Your goal: From the pin multiplexing project text, write out the passage that begins with the words containing "2. All Theory" and ends with "reusable design artifact.".

Supplied text:
☆ ☆ ☆ ☆ ☆ ☆ ☆

Project 15: Peripheral Atlas - Pin Multiplexing and Conflicts

Create a pin multiplexing atlas that documents peripheral conflicts and pin capabilities.

Quick Reference

Attribute Value
Difficulty Level 2: Intermediate
Time Estimate 10-15 hours
Main Programming Language N/A (documentation project)
Alternative Programming Languages N/A
Coolness Level Level 3: Genuinely Clever
Business Potential 2. The “Design” Model
Prerequisites C/C++ basics, Teensyduino setup, basic electronics, ability to use a multimeter/logic analyzer
Key Topics pin muxing, conflict planning, documentation

1. Learning Objectives

By completing this project, you will:

  1. Explain the core question for this project in your own words.
  2. Implement the main workflow and validate it with measurements.
  3. Handle at least two failure modes and document recovery.
  4. Produce a deterministic report that matches hardware behavior.

2. All Theory Needed (Per-Concept Breakdown)

Pin Multiplexing Planning and Conflict Resolution

Fundamentals Pin multiplexing is the mapping between internal peripheral signals and external pins. Conflicts are inevitable because there are more functions than pins. Planning requires a matrix of required peripherals, candidate pins, and conflicts so hardware and firmware can coexist. This project turns the pin map into a reusable design artifact.

Deep Dive into the concept The IOMUX controller routes internal signals to pins. Each pin can serve multiple functions, but only one at a time. The planning problem is combinatorial: UART, SPI, I2C, PWM, ADC, and USB all compete for pins. A pin atlas resolves this by documenting possible functions per pin, conflicts, and recommended assignments. A good planning workflow assigns critical signals first, reserves flexible pins for later, and documents constraints. Validation with real hardware prevents mistakes: toggle pins, verify alternate functions, and confirm electrical limits. This project produces a conflict-aware atlas that prevents late-stage rewiring.

How this fit on projects This concept directly powers the implementation choices and validation steps in this project.

Definitions & key terms

  • IOMUX: Pin multiplexing controller that routes signals to pins.
  • ALT function: Alternate function assigned to a pin.
  • Conflict: Two required functions that cannot share a pin.
  • Pin atlas: Documentation of pin capabilities and conflicts.

Mental model diagram (ASCII)

Peripheral signals -> IOMUX -> Pin matrix -> Wiring plan

How it works (step-by-step)

  1. List required peripherals and signals.

☆ ☆ ☆ ☆ ☆ ☆ ☆

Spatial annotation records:
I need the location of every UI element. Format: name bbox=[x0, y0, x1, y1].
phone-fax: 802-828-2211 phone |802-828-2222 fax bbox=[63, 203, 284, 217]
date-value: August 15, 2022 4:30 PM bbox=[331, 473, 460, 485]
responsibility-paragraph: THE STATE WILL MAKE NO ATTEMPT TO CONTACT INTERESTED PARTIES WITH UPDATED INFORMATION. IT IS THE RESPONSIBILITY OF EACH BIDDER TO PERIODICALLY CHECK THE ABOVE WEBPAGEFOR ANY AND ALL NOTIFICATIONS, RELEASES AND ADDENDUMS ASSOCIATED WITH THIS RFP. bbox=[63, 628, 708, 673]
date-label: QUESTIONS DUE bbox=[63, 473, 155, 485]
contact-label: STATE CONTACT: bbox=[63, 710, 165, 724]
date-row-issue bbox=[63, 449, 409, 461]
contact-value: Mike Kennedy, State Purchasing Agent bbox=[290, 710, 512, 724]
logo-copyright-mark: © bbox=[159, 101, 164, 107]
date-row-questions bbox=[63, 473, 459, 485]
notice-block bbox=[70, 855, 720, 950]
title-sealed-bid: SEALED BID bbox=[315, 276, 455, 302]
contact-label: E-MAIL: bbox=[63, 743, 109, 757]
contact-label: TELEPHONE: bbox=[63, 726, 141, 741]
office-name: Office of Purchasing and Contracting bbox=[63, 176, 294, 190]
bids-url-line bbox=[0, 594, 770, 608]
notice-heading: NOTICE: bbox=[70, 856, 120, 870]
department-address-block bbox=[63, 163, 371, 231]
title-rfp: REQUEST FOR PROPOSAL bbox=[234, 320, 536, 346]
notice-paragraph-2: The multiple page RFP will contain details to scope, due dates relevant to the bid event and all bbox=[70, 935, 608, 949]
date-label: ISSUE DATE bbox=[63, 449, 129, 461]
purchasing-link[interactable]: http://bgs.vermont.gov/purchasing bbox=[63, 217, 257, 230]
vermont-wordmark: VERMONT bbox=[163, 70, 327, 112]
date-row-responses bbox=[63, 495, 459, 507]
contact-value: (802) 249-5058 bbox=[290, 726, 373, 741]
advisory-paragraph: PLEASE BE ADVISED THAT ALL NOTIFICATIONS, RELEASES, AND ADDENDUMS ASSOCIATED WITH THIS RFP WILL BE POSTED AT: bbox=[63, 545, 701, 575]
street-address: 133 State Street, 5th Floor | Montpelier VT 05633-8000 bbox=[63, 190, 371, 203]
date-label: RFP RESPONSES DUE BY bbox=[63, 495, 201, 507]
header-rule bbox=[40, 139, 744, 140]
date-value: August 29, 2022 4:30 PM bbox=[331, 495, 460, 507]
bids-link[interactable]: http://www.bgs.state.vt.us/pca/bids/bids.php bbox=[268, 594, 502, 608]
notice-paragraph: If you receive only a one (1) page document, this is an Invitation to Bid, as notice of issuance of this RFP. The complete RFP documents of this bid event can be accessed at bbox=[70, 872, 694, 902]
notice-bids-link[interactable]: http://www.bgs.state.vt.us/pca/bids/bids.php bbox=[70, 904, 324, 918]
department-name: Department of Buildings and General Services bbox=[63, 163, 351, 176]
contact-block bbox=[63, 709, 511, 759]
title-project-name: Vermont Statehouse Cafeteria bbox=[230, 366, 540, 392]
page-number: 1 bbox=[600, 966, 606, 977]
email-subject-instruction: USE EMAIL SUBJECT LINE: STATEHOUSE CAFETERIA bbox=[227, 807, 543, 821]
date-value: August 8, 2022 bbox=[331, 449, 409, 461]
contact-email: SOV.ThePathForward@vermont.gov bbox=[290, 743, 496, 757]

☆ ☆ ☆ ☆ ☆ ☆ ☆

Response to the task:
2. All Theory Needed (Per-Concept Breakdown)

Pin Multiplexing Planning and Conflict Resolution

Fundamentals Pin multiplexing is the mapping between internal peripheral signals and external pins. Conflicts are inevitable because there are more functions than pins. Planning requires a matrix of required peripherals, candidate pins, and conflicts so hardware and firmware can coexist. This project turns the pin map into a reusable design artifact.